**EXERCISE DIRECTIONS:** Count up the lines below that include the string "efecto" and report the number by itself.

**DATA TO EXAMINE:**
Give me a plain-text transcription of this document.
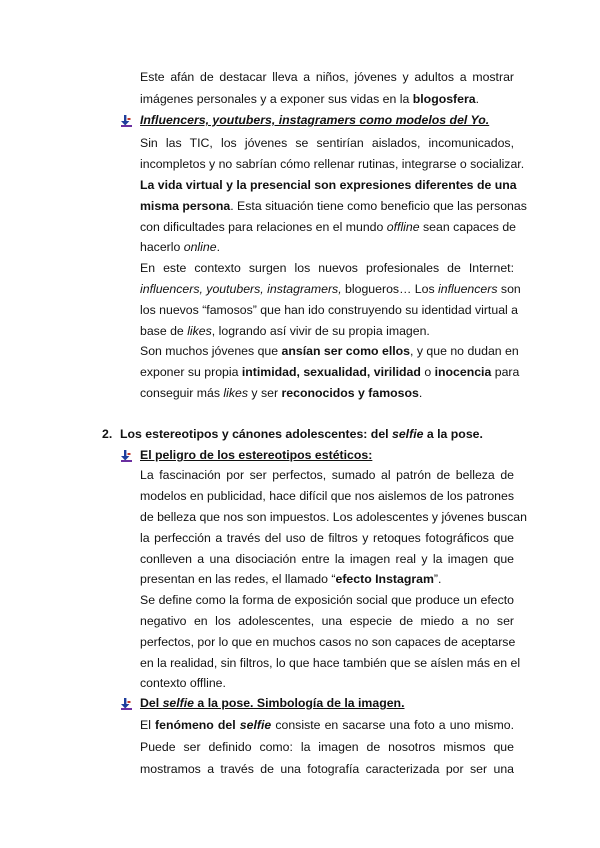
Este afán de destacar lleva a niños, jóvenes y adultos a mostrar
imágenes personales y a exponer sus vidas en la blogosfera.
Influencers, youtubers, instagramers como modelos del Yo.
Sin las TIC, los jóvenes se sentirían aislados, incomunicados,
incompletos y no sabrían cómo rellenar rutinas, integrarse o socializar.
La vida virtual y la presencial son expresiones diferentes de una
misma persona. Esta situación tiene como beneficio que las personas
con dificultades para relaciones en el mundo offline sean capaces de
hacerlo online.
En este contexto surgen los nuevos profesionales de Internet:
influencers, youtubers, instagramers, blogueros… Los influencers son
los nuevos “famosos” que han ido construyendo su identidad virtual a
base de likes, logrando así vivir de su propia imagen.
Son muchos jóvenes que ansían ser como ellos, y que no dudan en
exponer su propia intimidad, sexualidad, virilidad o inocencia para
conseguir más likes y ser reconocidos y famosos.
2. Los estereotipos y cánones adolescentes: del selfie a la pose.
El peligro de los estereotipos estéticos:
La fascinación por ser perfectos, sumado al patrón de belleza de
modelos en publicidad, hace difícil que nos aislemos de los patrones
de belleza que nos son impuestos. Los adolescentes y jóvenes buscan
la perfección a través del uso de filtros y retoques fotográficos que
conlleven a una disociación entre la imagen real y la imagen que
presentan en las redes, el llamado “efecto Instagram”.
Se define como la forma de exposición social que produce un efecto
negativo en los adolescentes, una especie de miedo a no ser
perfectos, por lo que en muchos casos no son capaces de aceptarse
en la realidad, sin filtros, lo que hace también que se aíslen más en el
contexto offline.
Del selfie a la pose. Simbología de la imagen.
El fenómeno del selfie consiste en sacarse una foto a uno mismo.
Puede ser definido como: la imagen de nosotros mismos que
mostramos a través de una fotografía caracterizada por ser una
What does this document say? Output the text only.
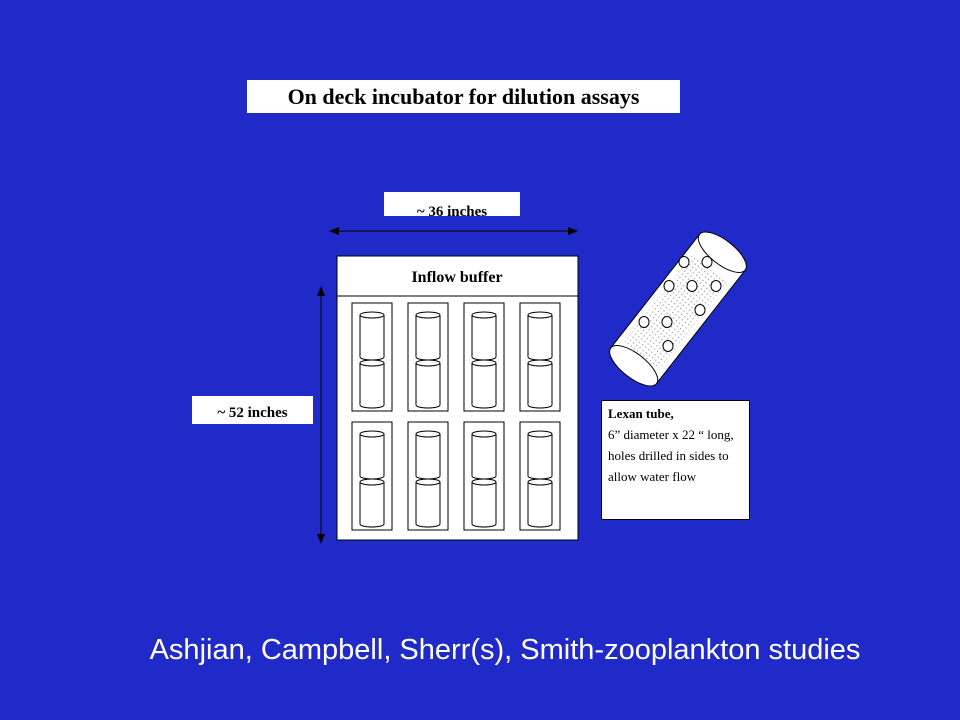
On deck incubator for dilution assays
~ 36 inches
~ 52 inches
Inflow buffer
Lexan tube,
6” diameter x 22 “ long, holes drilled in sides to allow water flow
Ashjian, Campbell, Sherr(s), Smith-zooplankton studies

**SOLUTION:** 2